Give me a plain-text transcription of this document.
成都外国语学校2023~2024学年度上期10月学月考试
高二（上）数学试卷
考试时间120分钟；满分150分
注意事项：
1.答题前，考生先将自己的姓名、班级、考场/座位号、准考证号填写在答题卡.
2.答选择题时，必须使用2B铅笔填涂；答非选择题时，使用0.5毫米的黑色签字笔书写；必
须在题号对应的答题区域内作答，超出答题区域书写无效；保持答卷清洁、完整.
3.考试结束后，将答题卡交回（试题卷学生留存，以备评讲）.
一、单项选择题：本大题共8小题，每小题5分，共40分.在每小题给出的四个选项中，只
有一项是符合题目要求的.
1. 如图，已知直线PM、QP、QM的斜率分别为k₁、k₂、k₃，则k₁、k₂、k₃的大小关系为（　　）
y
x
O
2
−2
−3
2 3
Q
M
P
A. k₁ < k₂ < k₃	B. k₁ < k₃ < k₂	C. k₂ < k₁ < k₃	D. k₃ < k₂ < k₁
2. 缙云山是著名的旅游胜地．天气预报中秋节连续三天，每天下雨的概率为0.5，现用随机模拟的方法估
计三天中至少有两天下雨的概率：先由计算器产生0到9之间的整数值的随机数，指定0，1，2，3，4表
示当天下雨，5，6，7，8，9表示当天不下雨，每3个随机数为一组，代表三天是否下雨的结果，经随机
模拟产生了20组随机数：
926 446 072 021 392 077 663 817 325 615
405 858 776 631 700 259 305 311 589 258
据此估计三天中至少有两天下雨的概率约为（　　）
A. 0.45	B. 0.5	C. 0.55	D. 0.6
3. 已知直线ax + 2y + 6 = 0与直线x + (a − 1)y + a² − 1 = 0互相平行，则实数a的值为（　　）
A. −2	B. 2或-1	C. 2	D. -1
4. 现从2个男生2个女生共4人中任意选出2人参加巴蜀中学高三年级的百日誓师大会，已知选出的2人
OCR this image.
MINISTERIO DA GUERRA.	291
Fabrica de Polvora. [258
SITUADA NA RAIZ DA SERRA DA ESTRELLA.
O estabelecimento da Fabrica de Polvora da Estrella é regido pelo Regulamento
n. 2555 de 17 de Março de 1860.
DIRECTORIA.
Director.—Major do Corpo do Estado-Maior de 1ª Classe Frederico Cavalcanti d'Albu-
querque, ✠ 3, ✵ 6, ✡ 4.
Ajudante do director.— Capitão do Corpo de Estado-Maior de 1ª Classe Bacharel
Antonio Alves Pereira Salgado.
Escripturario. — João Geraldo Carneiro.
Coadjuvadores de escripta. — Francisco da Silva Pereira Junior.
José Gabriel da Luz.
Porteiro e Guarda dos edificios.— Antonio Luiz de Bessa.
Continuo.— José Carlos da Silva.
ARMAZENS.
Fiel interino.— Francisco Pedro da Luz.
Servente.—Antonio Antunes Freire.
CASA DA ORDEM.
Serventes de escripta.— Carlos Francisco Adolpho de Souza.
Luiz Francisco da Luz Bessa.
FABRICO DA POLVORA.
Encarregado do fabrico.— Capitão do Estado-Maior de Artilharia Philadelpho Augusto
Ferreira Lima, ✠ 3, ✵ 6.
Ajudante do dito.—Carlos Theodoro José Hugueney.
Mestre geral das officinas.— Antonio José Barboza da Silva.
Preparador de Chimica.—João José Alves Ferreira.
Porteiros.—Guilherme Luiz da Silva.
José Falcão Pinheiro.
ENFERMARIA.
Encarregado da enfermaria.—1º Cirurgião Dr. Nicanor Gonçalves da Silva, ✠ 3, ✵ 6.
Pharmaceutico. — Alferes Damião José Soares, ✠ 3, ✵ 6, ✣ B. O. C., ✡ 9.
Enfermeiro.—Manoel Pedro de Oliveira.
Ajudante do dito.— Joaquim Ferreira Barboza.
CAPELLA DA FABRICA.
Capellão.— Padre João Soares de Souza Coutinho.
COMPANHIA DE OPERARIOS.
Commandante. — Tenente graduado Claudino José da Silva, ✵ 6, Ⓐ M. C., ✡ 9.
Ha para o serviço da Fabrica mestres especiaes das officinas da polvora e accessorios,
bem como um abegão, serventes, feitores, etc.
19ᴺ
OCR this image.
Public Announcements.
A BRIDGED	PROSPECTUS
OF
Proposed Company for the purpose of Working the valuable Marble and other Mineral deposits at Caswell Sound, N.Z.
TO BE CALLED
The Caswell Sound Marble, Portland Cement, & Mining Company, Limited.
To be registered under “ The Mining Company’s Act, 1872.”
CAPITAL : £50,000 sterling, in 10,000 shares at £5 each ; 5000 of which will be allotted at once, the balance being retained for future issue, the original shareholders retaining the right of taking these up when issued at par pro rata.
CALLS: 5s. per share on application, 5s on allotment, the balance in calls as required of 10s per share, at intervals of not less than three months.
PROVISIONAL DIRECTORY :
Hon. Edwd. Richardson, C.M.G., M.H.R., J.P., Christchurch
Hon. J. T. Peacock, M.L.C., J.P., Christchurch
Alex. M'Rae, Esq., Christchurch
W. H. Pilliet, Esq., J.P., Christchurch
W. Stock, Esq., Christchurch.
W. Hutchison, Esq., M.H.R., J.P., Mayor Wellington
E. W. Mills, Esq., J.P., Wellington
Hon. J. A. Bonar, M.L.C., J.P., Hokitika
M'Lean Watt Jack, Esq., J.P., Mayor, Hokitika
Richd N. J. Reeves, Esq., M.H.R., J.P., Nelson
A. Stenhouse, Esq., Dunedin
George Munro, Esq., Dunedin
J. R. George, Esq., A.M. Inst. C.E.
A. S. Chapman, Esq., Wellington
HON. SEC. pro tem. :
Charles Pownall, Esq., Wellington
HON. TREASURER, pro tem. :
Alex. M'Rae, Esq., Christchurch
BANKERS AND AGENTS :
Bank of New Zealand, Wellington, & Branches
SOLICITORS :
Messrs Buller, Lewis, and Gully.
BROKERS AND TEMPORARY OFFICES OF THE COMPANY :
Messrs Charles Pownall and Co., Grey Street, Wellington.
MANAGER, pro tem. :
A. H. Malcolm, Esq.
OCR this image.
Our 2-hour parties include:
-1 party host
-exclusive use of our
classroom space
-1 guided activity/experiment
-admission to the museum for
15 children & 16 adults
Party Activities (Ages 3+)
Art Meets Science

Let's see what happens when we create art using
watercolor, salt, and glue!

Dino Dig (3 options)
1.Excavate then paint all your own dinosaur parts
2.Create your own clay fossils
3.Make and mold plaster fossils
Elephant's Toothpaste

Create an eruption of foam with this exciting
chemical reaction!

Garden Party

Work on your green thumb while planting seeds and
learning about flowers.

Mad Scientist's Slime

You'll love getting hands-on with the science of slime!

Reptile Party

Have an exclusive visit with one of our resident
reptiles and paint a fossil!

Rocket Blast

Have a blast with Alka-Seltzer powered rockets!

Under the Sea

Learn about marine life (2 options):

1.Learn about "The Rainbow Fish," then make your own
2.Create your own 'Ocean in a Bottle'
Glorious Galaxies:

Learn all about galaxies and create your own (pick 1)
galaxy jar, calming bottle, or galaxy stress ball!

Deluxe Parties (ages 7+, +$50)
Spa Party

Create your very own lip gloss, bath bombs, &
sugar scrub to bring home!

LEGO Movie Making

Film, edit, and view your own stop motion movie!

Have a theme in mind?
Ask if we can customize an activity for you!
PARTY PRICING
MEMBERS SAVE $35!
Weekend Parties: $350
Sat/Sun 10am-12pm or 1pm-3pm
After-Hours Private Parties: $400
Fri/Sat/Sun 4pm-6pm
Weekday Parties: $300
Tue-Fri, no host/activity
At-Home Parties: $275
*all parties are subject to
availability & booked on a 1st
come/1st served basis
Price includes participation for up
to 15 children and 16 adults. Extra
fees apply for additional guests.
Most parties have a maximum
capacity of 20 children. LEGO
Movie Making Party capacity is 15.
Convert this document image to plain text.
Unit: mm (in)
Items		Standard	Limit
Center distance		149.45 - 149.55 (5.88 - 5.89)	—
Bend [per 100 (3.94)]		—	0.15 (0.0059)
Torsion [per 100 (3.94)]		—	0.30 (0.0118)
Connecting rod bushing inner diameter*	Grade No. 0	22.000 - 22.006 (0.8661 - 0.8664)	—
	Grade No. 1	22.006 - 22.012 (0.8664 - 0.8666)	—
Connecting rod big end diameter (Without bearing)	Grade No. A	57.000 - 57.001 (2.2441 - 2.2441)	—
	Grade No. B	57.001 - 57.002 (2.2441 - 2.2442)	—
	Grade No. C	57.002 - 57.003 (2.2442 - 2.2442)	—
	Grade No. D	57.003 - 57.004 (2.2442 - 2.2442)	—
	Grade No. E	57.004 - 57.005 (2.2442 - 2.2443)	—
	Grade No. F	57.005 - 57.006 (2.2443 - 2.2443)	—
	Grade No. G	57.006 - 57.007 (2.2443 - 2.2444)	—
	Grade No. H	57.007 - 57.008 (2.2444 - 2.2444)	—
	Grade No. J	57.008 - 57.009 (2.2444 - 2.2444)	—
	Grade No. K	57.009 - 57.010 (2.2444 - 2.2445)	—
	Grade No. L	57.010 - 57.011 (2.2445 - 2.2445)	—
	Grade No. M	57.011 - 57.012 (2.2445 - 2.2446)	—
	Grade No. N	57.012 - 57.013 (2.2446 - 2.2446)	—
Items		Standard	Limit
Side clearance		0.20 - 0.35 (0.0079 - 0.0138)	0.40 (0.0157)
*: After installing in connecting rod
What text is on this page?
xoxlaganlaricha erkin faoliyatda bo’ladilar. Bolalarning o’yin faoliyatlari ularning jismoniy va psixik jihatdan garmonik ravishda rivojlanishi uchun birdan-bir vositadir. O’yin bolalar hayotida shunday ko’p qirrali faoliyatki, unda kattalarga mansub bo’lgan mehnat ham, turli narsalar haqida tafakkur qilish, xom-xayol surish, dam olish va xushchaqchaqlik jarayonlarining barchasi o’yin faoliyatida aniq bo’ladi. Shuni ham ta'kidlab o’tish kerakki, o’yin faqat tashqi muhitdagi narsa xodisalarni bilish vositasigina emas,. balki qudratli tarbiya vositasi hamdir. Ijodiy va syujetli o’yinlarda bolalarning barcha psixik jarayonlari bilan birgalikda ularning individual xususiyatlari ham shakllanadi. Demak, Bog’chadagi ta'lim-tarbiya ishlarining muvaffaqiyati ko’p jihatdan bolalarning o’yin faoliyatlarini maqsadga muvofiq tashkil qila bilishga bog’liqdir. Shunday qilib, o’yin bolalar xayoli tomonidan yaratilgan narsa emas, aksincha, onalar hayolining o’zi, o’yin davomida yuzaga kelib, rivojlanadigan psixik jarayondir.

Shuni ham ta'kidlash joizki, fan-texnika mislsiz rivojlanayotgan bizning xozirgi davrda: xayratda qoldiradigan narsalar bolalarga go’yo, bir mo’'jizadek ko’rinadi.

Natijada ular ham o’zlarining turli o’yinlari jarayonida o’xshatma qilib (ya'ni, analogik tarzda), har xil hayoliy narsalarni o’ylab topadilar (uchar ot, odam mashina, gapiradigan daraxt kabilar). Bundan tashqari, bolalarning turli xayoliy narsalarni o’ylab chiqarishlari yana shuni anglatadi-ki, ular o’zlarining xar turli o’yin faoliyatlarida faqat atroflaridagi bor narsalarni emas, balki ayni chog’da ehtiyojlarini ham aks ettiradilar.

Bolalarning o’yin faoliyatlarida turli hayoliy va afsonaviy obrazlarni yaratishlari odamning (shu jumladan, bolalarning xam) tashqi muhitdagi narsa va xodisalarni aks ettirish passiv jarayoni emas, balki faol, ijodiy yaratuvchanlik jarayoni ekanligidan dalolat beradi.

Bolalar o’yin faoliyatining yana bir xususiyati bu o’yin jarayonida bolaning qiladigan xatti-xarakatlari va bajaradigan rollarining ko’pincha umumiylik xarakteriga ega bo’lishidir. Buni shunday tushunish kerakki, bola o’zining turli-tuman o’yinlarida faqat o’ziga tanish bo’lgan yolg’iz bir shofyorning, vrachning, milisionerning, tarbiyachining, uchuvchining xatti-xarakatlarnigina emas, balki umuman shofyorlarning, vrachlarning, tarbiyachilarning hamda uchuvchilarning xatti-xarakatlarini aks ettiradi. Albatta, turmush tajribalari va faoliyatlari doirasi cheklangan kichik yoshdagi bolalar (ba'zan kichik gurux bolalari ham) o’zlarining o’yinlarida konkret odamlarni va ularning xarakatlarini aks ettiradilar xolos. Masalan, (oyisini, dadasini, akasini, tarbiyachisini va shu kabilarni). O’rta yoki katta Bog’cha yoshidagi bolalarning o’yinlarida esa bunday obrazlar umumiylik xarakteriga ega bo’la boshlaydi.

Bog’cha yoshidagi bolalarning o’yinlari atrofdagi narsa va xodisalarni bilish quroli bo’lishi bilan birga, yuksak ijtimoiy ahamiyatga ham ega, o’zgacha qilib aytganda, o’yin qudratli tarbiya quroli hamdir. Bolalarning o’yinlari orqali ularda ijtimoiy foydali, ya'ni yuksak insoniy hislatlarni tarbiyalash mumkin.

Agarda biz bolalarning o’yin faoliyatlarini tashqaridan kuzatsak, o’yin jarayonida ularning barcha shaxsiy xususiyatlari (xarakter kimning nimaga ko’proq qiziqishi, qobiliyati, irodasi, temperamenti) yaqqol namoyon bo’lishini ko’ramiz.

◇ ◇ ◇

▶ **Exercise goal**
Give back only a number, the number of lines where the string "Classe" occurs.

▶ **Correct result**
2